Records from a collection of figures

>> Begin

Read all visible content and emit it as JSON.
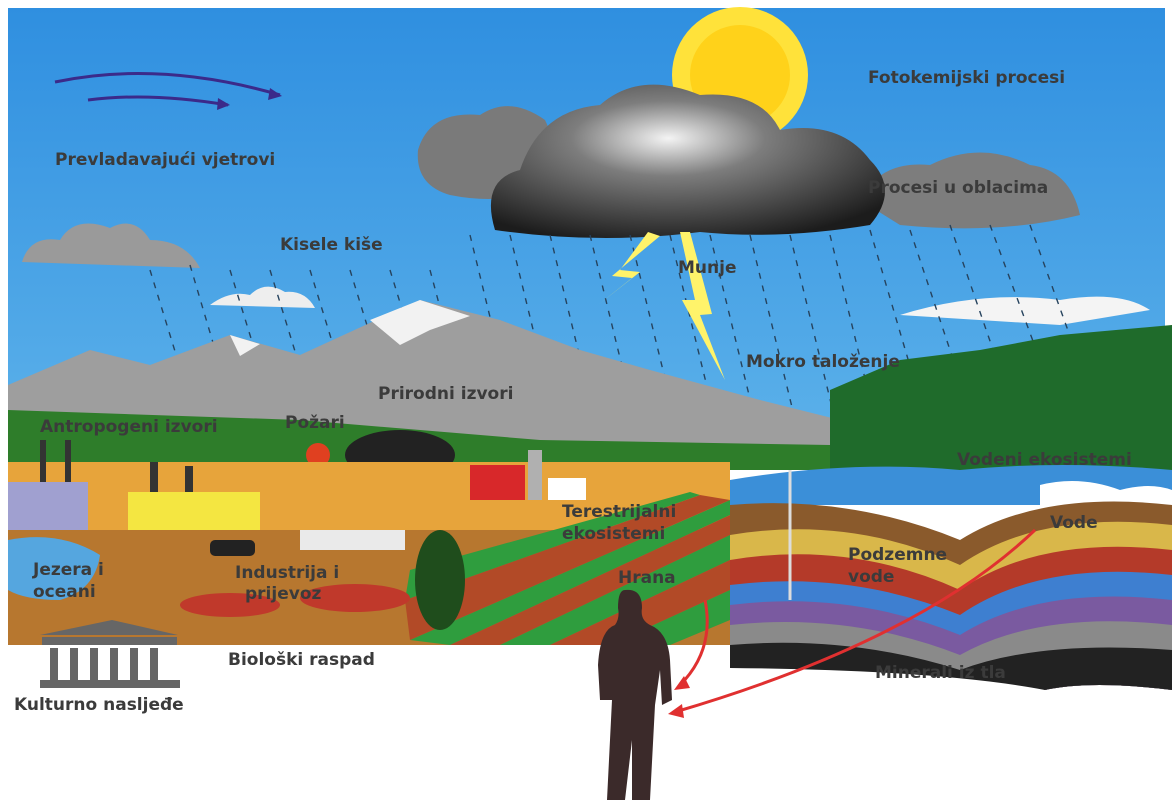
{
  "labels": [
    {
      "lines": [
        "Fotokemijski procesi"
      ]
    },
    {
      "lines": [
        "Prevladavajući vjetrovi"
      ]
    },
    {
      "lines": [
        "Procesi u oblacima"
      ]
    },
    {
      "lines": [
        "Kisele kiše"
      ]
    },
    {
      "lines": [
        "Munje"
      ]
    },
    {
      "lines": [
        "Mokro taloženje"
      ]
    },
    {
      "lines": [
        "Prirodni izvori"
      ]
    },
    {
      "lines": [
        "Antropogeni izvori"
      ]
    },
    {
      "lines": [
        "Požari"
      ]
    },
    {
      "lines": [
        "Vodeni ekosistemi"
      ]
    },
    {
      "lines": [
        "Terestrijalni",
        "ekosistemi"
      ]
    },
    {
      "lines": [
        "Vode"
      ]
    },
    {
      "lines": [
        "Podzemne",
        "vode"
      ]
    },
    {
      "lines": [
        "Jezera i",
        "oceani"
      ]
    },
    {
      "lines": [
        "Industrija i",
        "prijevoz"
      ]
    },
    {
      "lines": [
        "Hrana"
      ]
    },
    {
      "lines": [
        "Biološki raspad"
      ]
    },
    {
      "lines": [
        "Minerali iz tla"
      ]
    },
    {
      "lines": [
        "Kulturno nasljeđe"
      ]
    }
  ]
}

>> End

Copy every line above that holds the word "izvori".

* Output of the exercise
        "Prirodni izvori"
        "Antropogeni izvori"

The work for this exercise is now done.